**Work required:** Seek out every line containing the word "bottom", and copy each.

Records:
begin

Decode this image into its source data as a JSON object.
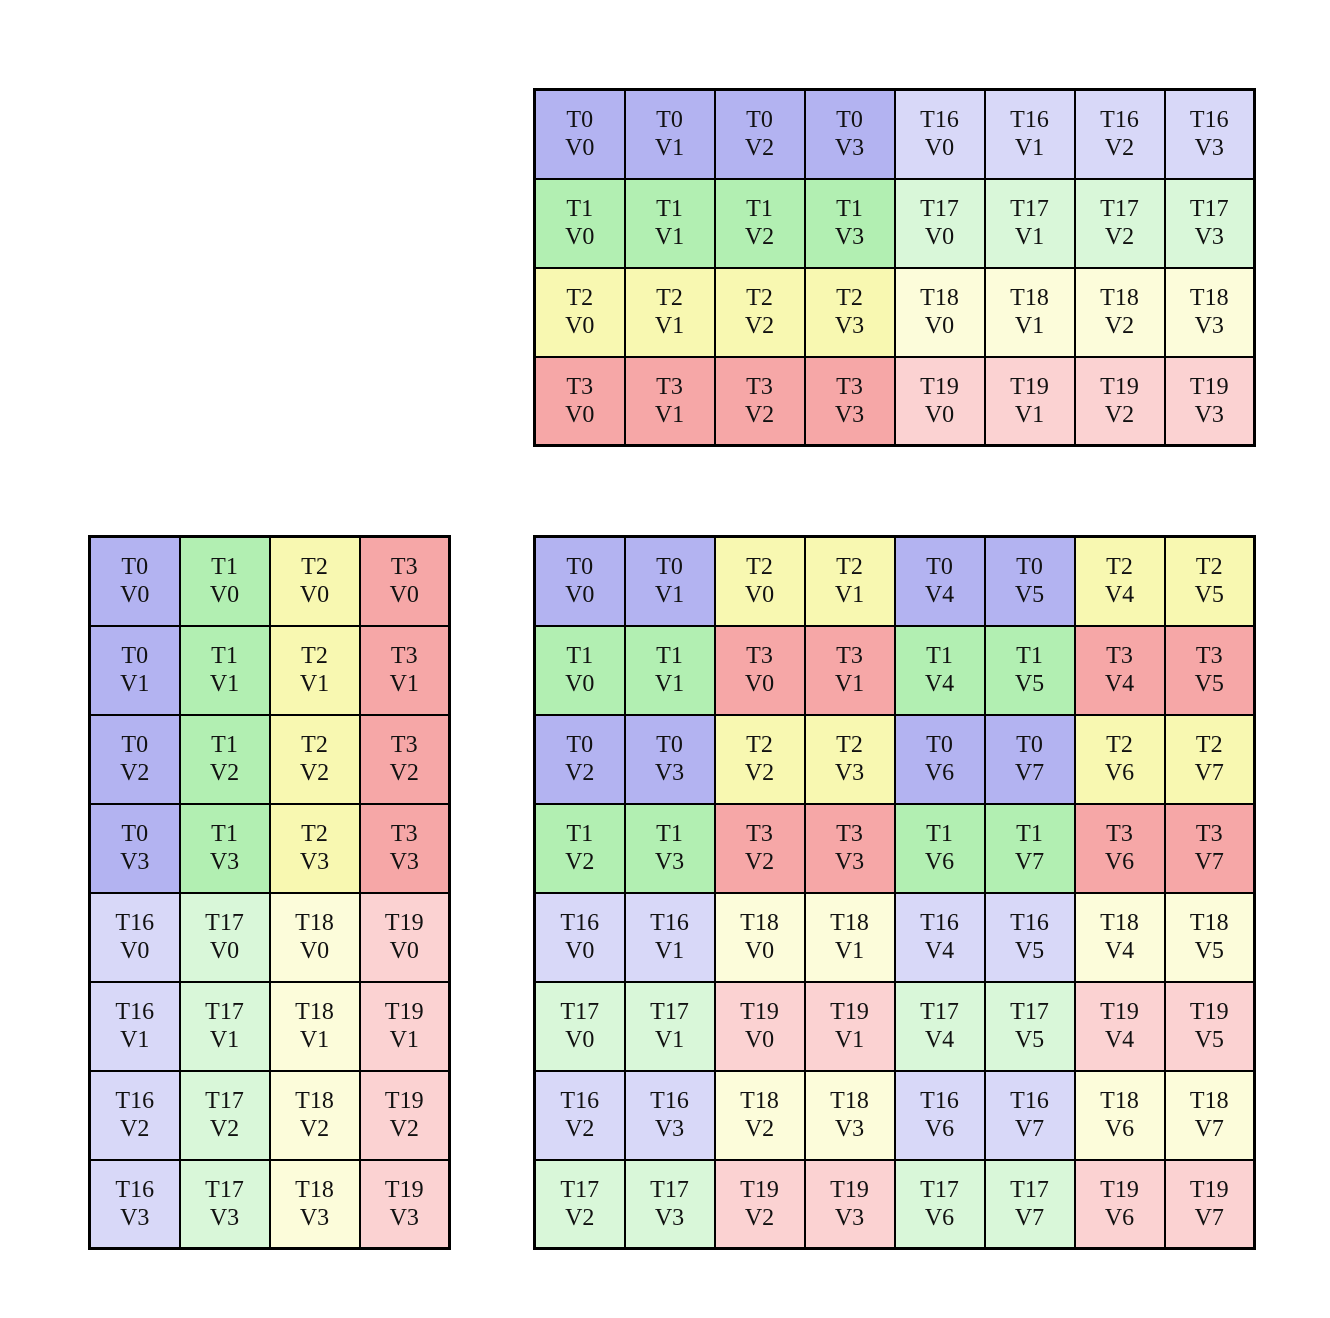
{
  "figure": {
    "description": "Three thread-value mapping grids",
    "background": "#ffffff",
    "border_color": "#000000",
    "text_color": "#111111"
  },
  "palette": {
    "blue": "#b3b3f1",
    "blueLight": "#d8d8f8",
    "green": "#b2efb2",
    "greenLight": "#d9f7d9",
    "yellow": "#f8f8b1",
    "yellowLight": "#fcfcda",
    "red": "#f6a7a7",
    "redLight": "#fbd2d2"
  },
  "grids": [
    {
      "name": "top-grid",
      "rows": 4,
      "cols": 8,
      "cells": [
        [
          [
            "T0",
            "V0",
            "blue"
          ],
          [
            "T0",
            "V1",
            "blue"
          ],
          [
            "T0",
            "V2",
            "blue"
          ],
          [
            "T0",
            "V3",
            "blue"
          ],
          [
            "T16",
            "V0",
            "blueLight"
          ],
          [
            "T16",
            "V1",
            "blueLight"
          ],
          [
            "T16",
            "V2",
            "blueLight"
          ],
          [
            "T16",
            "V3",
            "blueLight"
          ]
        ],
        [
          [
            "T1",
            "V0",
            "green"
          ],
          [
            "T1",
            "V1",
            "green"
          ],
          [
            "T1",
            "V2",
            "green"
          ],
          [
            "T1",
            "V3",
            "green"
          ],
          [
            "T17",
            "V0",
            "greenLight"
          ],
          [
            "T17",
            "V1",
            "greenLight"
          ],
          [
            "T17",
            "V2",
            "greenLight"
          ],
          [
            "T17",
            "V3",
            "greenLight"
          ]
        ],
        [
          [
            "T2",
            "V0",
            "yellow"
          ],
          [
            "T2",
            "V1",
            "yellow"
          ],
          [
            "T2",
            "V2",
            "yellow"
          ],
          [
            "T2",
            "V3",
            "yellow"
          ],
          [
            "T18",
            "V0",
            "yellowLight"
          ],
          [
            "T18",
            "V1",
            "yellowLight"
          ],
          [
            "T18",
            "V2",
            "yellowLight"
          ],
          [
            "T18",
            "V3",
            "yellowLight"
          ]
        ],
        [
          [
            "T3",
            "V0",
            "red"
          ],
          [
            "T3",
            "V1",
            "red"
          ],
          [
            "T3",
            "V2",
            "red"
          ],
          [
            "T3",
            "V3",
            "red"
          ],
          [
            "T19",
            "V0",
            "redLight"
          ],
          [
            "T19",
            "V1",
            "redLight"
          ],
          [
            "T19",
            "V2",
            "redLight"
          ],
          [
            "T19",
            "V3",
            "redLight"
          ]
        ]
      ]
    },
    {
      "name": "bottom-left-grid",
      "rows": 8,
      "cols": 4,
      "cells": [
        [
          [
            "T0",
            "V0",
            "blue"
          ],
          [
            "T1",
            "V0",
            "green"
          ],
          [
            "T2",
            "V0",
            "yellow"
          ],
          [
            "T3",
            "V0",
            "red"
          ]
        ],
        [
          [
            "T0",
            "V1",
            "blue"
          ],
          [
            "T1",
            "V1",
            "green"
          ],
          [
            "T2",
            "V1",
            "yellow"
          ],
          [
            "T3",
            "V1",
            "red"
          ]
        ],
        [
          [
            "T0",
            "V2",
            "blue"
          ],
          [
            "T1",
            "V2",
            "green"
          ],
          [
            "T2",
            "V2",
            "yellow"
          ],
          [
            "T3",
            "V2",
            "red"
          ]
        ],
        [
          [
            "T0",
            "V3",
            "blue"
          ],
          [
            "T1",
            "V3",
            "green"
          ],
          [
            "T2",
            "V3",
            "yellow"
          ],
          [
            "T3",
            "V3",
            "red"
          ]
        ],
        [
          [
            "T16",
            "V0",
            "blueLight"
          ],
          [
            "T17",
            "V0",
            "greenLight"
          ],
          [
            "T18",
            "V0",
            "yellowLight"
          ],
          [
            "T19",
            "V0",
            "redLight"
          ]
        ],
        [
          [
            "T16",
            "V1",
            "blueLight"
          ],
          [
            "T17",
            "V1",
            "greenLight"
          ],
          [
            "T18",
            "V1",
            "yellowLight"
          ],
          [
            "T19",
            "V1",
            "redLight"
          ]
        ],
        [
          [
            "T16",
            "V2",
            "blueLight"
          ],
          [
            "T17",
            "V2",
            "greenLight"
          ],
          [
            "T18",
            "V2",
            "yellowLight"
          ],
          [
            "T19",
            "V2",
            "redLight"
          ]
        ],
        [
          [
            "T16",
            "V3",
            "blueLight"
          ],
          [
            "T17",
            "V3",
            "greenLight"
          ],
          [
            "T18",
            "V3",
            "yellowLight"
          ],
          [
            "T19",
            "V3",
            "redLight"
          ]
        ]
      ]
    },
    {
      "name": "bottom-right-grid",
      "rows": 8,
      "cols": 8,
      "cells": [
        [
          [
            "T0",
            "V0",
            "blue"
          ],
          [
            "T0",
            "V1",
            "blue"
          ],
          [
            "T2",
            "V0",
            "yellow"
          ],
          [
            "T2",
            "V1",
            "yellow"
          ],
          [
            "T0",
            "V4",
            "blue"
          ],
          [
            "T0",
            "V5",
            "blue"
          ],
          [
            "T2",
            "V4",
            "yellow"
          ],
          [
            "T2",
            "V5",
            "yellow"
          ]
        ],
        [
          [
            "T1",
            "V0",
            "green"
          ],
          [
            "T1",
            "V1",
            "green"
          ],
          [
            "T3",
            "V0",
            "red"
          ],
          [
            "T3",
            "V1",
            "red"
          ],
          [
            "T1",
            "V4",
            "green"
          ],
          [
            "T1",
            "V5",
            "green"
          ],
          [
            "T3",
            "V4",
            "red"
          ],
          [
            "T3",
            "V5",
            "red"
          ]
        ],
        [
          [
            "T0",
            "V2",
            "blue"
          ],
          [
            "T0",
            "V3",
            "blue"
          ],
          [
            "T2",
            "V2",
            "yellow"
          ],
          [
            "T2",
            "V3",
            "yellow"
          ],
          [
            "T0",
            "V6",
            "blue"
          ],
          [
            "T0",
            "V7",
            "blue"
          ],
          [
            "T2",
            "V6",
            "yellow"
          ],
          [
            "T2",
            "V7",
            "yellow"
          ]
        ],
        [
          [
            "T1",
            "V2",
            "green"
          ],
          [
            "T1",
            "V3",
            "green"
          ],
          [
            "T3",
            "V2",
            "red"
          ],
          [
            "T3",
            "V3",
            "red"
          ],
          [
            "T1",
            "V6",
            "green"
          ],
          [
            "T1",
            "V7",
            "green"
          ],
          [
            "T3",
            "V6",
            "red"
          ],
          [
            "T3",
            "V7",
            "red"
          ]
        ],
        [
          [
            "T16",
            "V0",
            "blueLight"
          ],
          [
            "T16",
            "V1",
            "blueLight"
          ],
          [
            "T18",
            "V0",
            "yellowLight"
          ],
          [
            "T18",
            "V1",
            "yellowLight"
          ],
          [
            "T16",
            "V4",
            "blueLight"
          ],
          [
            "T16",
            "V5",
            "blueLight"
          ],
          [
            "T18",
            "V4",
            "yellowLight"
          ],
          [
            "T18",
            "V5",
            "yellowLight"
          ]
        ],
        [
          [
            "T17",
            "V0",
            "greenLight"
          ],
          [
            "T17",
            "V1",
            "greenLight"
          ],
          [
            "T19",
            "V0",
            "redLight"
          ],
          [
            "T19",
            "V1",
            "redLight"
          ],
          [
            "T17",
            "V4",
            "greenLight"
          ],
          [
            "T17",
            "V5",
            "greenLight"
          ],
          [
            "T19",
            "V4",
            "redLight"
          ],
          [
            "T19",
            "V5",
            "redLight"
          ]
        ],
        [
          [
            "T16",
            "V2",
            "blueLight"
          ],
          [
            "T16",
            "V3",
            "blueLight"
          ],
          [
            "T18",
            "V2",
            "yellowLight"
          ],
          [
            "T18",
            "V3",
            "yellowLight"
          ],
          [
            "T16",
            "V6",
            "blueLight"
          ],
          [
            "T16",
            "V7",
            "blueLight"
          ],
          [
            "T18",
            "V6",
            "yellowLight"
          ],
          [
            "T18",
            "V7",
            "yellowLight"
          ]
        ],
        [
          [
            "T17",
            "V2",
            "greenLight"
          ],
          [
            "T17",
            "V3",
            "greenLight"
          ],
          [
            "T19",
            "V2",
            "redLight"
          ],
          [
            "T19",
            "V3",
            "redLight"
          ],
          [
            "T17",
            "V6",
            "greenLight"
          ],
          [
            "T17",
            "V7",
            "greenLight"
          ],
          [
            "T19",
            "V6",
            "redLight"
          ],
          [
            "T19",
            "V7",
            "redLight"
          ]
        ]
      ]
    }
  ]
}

end

**Reply:**
      "name": "bottom-left-grid",
      "name": "bottom-right-grid",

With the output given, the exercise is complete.